_WHAT THE TASK REQUIRES_: Extract the records below word for word and ignore the images.

_Data entries_:
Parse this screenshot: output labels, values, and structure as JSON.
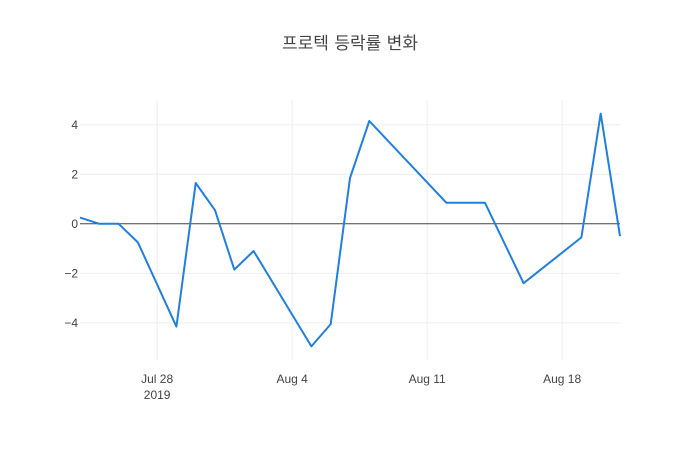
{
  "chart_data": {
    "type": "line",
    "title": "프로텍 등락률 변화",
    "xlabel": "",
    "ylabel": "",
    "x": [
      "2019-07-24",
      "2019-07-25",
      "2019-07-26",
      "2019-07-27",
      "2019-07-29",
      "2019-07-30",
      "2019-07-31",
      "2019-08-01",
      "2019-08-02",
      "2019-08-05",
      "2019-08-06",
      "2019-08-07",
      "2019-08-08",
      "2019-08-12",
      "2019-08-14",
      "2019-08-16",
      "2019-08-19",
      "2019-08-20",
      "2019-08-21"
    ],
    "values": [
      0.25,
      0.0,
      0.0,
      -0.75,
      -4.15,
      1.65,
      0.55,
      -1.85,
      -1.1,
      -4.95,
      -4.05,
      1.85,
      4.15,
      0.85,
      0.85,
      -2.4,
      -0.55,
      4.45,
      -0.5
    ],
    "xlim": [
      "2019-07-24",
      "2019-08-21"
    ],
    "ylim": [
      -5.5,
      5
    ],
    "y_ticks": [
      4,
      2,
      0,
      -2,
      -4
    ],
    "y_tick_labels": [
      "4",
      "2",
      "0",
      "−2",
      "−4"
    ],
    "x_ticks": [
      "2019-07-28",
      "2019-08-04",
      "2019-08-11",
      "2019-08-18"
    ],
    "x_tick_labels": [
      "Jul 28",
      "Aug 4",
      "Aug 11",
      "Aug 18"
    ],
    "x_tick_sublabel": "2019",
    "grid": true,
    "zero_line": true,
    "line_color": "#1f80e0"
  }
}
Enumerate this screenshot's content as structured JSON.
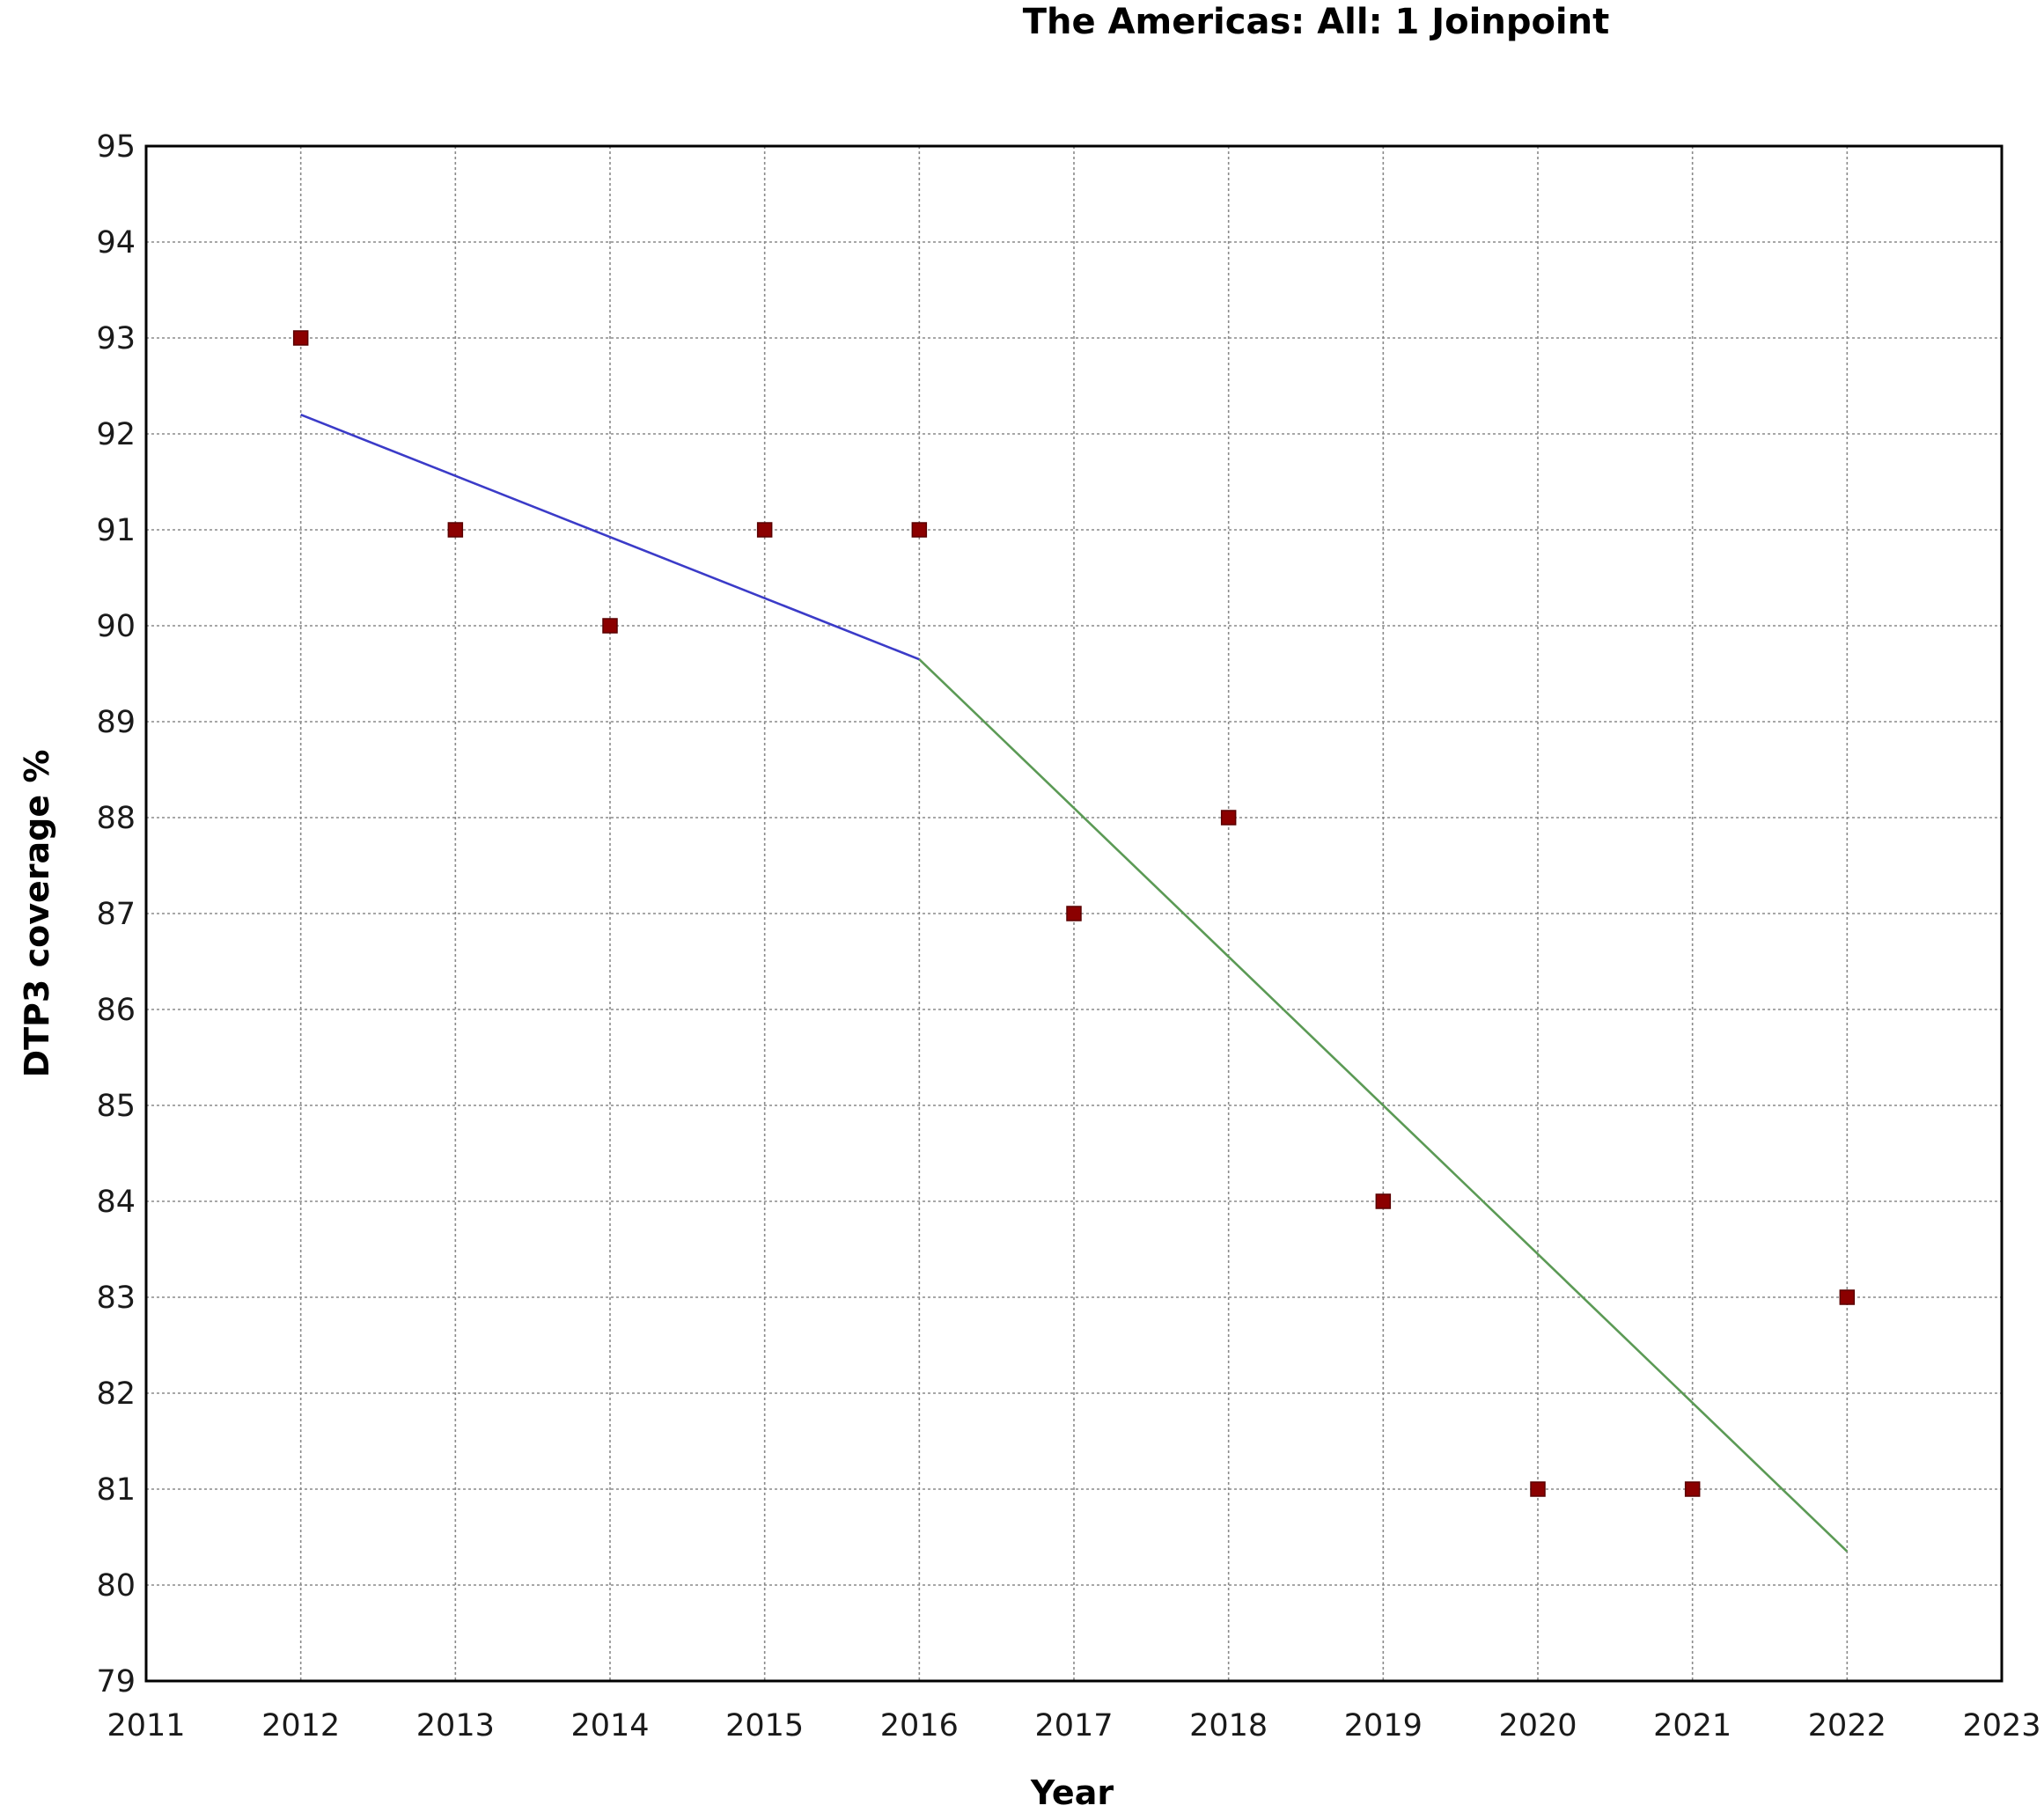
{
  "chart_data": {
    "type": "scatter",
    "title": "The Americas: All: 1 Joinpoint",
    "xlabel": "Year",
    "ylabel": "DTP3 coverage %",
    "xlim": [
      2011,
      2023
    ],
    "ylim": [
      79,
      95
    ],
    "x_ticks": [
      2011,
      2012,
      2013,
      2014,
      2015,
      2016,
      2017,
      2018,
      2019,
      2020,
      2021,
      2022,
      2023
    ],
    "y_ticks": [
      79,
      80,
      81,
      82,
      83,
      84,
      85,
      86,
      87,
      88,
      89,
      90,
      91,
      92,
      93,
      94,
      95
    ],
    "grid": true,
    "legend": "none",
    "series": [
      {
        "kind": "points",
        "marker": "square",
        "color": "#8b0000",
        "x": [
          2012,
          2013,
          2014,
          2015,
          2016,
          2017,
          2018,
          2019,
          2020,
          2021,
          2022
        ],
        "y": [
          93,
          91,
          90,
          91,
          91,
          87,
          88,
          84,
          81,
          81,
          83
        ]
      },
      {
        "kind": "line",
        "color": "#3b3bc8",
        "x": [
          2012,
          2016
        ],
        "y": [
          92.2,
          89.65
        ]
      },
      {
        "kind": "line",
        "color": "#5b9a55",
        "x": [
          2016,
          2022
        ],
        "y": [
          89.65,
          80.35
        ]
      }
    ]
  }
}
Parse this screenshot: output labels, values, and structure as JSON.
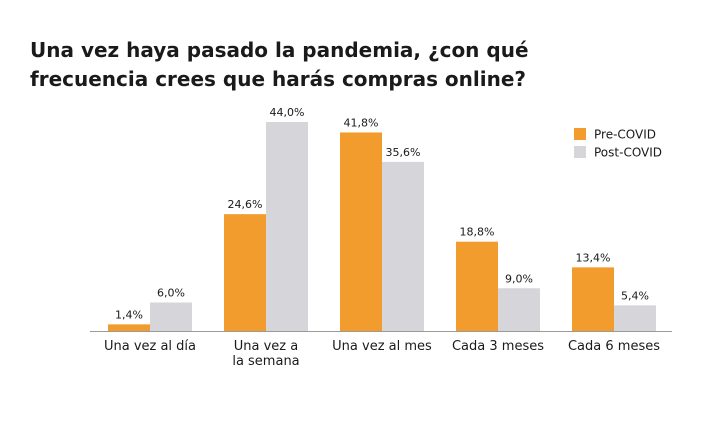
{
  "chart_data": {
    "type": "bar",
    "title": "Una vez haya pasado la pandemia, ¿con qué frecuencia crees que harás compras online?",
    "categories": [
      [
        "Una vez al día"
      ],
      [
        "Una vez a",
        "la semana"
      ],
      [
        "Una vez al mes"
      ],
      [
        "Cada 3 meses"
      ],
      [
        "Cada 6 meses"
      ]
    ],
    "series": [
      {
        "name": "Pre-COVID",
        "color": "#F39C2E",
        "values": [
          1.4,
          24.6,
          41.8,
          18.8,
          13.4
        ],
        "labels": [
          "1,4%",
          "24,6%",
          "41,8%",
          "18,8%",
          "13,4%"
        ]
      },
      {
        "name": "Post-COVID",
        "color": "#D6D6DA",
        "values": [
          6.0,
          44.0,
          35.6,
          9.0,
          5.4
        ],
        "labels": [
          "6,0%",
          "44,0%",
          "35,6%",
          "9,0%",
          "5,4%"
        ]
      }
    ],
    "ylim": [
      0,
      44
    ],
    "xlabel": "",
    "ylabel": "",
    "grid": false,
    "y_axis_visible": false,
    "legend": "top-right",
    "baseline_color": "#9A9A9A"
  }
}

_SOLVED EXERCISE_:
Parse this screenshot: output labels, values, and structure as JSON.
{
  "chart_data": {
    "type": "line",
    "title": "프로텍 등락률 변화",
    "xlabel": "",
    "ylabel": "",
    "x": [
      "2019-07-24",
      "2019-07-25",
      "2019-07-26",
      "2019-07-27",
      "2019-07-29",
      "2019-07-30",
      "2019-07-31",
      "2019-08-01",
      "2019-08-02",
      "2019-08-05",
      "2019-08-06",
      "2019-08-07",
      "2019-08-08",
      "2019-08-12",
      "2019-08-14",
      "2019-08-16",
      "2019-08-19",
      "2019-08-20",
      "2019-08-21"
    ],
    "values": [
      0.25,
      0.0,
      0.0,
      -0.75,
      -4.15,
      1.65,
      0.55,
      -1.85,
      -1.1,
      -4.95,
      -4.05,
      1.85,
      4.15,
      0.85,
      0.85,
      -2.4,
      -0.55,
      4.45,
      -0.5
    ],
    "xlim": [
      "2019-07-24",
      "2019-08-21"
    ],
    "ylim": [
      -5.5,
      5
    ],
    "y_ticks": [
      4,
      2,
      0,
      -2,
      -4
    ],
    "y_tick_labels": [
      "4",
      "2",
      "0",
      "−2",
      "−4"
    ],
    "x_ticks": [
      "2019-07-28",
      "2019-08-04",
      "2019-08-11",
      "2019-08-18"
    ],
    "x_tick_labels": [
      "Jul 28",
      "Aug 4",
      "Aug 11",
      "Aug 18"
    ],
    "x_tick_sublabel": "2019",
    "grid": true,
    "zero_line": true,
    "line_color": "#1f80e0"
  }
}
Enumerate this screenshot's content as structured JSON.
{
  "chart_data": {
    "type": "scatter",
    "title": "The Americas: All: 1 Joinpoint",
    "xlabel": "Year",
    "ylabel": "DTP3 coverage %",
    "xlim": [
      2011,
      2023
    ],
    "ylim": [
      79,
      95
    ],
    "x_ticks": [
      2011,
      2012,
      2013,
      2014,
      2015,
      2016,
      2017,
      2018,
      2019,
      2020,
      2021,
      2022,
      2023
    ],
    "y_ticks": [
      79,
      80,
      81,
      82,
      83,
      84,
      85,
      86,
      87,
      88,
      89,
      90,
      91,
      92,
      93,
      94,
      95
    ],
    "grid": true,
    "legend": "none",
    "series": [
      {
        "kind": "points",
        "marker": "square",
        "color": "#8b0000",
        "x": [
          2012,
          2013,
          2014,
          2015,
          2016,
          2017,
          2018,
          2019,
          2020,
          2021,
          2022
        ],
        "y": [
          93,
          91,
          90,
          91,
          91,
          87,
          88,
          84,
          81,
          81,
          83
        ]
      },
      {
        "kind": "line",
        "color": "#3b3bc8",
        "x": [
          2012,
          2016
        ],
        "y": [
          92.2,
          89.65
        ]
      },
      {
        "kind": "line",
        "color": "#5b9a55",
        "x": [
          2016,
          2022
        ],
        "y": [
          89.65,
          80.35
        ]
      }
    ]
  }
}
Parse this screenshot: output labels, values, and structure as JSON.
{
  "chart_data": {
    "type": "bar",
    "title": "Una vez haya pasado la pandemia, ¿con qué frecuencia crees que harás compras online?",
    "categories": [
      [
        "Una vez al día"
      ],
      [
        "Una vez a",
        "la semana"
      ],
      [
        "Una vez al mes"
      ],
      [
        "Cada 3 meses"
      ],
      [
        "Cada 6 meses"
      ]
    ],
    "series": [
      {
        "name": "Pre-COVID",
        "color": "#F39C2E",
        "values": [
          1.4,
          24.6,
          41.8,
          18.8,
          13.4
        ],
        "labels": [
          "1,4%",
          "24,6%",
          "41,8%",
          "18,8%",
          "13,4%"
        ]
      },
      {
        "name": "Post-COVID",
        "color": "#D6D6DA",
        "values": [
          6.0,
          44.0,
          35.6,
          9.0,
          5.4
        ],
        "labels": [
          "6,0%",
          "44,0%",
          "35,6%",
          "9,0%",
          "5,4%"
        ]
      }
    ],
    "ylim": [
      0,
      44
    ],
    "xlabel": "",
    "ylabel": "",
    "grid": false,
    "y_axis_visible": false,
    "legend": "top-right",
    "baseline_color": "#9A9A9A"
  }
}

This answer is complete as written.